§ GIVEN PROBLEM
Please copy all the lines that follow, word for word.

§ TASK INPUT
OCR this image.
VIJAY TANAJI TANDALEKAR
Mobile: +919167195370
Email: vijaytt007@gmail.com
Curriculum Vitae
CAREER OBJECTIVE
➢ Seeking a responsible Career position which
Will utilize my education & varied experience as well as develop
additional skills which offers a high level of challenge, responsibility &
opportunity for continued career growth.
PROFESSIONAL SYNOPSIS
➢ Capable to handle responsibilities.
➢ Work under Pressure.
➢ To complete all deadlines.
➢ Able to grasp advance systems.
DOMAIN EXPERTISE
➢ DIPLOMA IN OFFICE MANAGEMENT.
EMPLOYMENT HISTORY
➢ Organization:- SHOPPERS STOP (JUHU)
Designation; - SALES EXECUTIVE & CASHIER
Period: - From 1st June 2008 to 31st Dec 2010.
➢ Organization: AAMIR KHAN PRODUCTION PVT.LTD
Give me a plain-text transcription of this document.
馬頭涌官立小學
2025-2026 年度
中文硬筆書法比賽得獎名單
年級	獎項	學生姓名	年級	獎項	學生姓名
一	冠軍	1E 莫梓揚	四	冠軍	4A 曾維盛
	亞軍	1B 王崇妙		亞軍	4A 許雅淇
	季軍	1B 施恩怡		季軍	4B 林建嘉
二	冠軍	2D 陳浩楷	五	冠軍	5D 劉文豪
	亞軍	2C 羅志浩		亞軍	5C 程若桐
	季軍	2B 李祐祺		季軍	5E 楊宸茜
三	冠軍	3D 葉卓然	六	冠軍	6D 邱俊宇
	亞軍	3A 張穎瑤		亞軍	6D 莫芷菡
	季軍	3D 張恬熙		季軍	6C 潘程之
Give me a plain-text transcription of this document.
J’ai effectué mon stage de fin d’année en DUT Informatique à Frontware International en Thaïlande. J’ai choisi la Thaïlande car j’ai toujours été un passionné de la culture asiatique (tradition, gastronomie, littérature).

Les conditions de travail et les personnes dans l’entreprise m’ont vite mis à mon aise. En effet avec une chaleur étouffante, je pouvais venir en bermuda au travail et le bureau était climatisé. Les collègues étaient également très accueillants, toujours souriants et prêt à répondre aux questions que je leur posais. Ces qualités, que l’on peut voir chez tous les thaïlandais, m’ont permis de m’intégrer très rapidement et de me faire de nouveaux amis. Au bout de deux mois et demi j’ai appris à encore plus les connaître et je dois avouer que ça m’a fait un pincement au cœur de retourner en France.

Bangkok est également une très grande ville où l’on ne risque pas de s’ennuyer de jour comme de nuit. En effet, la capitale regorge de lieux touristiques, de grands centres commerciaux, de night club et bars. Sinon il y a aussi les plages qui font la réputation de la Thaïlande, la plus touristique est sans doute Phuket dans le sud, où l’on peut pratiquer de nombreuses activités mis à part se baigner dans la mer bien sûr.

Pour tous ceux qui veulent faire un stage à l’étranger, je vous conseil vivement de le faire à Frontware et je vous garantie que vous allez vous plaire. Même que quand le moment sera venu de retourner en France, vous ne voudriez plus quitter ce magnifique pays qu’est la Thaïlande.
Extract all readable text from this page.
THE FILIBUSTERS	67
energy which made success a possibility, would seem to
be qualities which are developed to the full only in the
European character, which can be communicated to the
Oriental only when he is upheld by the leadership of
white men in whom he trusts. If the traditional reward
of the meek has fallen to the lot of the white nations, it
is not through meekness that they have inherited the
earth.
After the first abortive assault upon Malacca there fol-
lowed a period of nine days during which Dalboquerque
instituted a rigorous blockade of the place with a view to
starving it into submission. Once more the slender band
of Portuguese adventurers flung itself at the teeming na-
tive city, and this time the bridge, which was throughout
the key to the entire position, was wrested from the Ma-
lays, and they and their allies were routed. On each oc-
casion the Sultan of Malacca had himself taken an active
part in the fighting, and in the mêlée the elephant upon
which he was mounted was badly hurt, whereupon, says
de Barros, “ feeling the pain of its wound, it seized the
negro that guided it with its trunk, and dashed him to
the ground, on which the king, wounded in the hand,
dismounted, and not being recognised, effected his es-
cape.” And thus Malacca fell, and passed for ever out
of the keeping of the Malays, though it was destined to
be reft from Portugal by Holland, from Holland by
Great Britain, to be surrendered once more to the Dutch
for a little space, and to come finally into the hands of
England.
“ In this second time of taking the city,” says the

§ EXPECTED ANSWER
OCR this image.
VIJAY TANAJI TANDALEKAR
Mobile: +919167195370
Email: vijaytt007@gmail.com
Curriculum Vitae
CAREER OBJECTIVE
➢ Seeking a responsible Career position which
Will utilize my education & varied experience as well as develop
additional skills which offers a high level of challenge, responsibility &
opportunity for continued career growth.
PROFESSIONAL SYNOPSIS
➢ Capable to handle responsibilities.
➢ Work under Pressure.
➢ To complete all deadlines.
➢ Able to grasp advance systems.
DOMAIN EXPERTISE
➢ DIPLOMA IN OFFICE MANAGEMENT.
EMPLOYMENT HISTORY
➢ Organization:- SHOPPERS STOP (JUHU)
Designation; - SALES EXECUTIVE & CASHIER
Period: - From 1st June 2008 to 31st Dec 2010.
➢ Organization: AAMIR KHAN PRODUCTION PVT.LTD
Give me a plain-text transcription of this document.
馬頭涌官立小學
2025-2026 年度
中文硬筆書法比賽得獎名單
年級	獎項	學生姓名	年級	獎項	學生姓名
一	冠軍	1E 莫梓揚	四	冠軍	4A 曾維盛
	亞軍	1B 王崇妙		亞軍	4A 許雅淇
	季軍	1B 施恩怡		季軍	4B 林建嘉
二	冠軍	2D 陳浩楷	五	冠軍	5D 劉文豪
	亞軍	2C 羅志浩		亞軍	5C 程若桐
	季軍	2B 李祐祺		季軍	5E 楊宸茜
三	冠軍	3D 葉卓然	六	冠軍	6D 邱俊宇
	亞軍	3A 張穎瑤		亞軍	6D 莫芷菡
	季軍	3D 張恬熙		季軍	6C 潘程之
Give me a plain-text transcription of this document.
J’ai effectué mon stage de fin d’année en DUT Informatique à Frontware International en Thaïlande. J’ai choisi la Thaïlande car j’ai toujours été un passionné de la culture asiatique (tradition, gastronomie, littérature).

Les conditions de travail et les personnes dans l’entreprise m’ont vite mis à mon aise. En effet avec une chaleur étouffante, je pouvais venir en bermuda au travail et le bureau était climatisé. Les collègues étaient également très accueillants, toujours souriants et prêt à répondre aux questions que je leur posais. Ces qualités, que l’on peut voir chez tous les thaïlandais, m’ont permis de m’intégrer très rapidement et de me faire de nouveaux amis. Au bout de deux mois et demi j’ai appris à encore plus les connaître et je dois avouer que ça m’a fait un pincement au cœur de retourner en France.

Bangkok est également une très grande ville où l’on ne risque pas de s’ennuyer de jour comme de nuit. En effet, la capitale regorge de lieux touristiques, de grands centres commerciaux, de night club et bars. Sinon il y a aussi les plages qui font la réputation de la Thaïlande, la plus touristique est sans doute Phuket dans le sud, où l’on peut pratiquer de nombreuses activités mis à part se baigner dans la mer bien sûr.

Pour tous ceux qui veulent faire un stage à l’étranger, je vous conseil vivement de le faire à Frontware et je vous garantie que vous allez vous plaire. Même que quand le moment sera venu de retourner en France, vous ne voudriez plus quitter ce magnifique pays qu’est la Thaïlande.
Extract all readable text from this page.
THE FILIBUSTERS	67
energy which made success a possibility, would seem to
be qualities which are developed to the full only in the
European character, which can be communicated to the
Oriental only when he is upheld by the leadership of
white men in whom he trusts. If the traditional reward
of the meek has fallen to the lot of the white nations, it
is not through meekness that they have inherited the
earth.
After the first abortive assault upon Malacca there fol-
lowed a period of nine days during which Dalboquerque
instituted a rigorous blockade of the place with a view to
starving it into submission. Once more the slender band
of Portuguese adventurers flung itself at the teeming na-
tive city, and this time the bridge, which was throughout
the key to the entire position, was wrested from the Ma-
lays, and they and their allies were routed. On each oc-
casion the Sultan of Malacca had himself taken an active
part in the fighting, and in the mêlée the elephant upon
which he was mounted was badly hurt, whereupon, says
de Barros, “ feeling the pain of its wound, it seized the
negro that guided it with its trunk, and dashed him to
the ground, on which the king, wounded in the hand,
dismounted, and not being recognised, effected his es-
cape.” And thus Malacca fell, and passed for ever out
of the keeping of the Malays, though it was destined to
be reft from Portugal by Holland, from Holland by
Great Britain, to be surrendered once more to the Dutch
for a little space, and to come finally into the hands of
England.
“ In this second time of taking the city,” says the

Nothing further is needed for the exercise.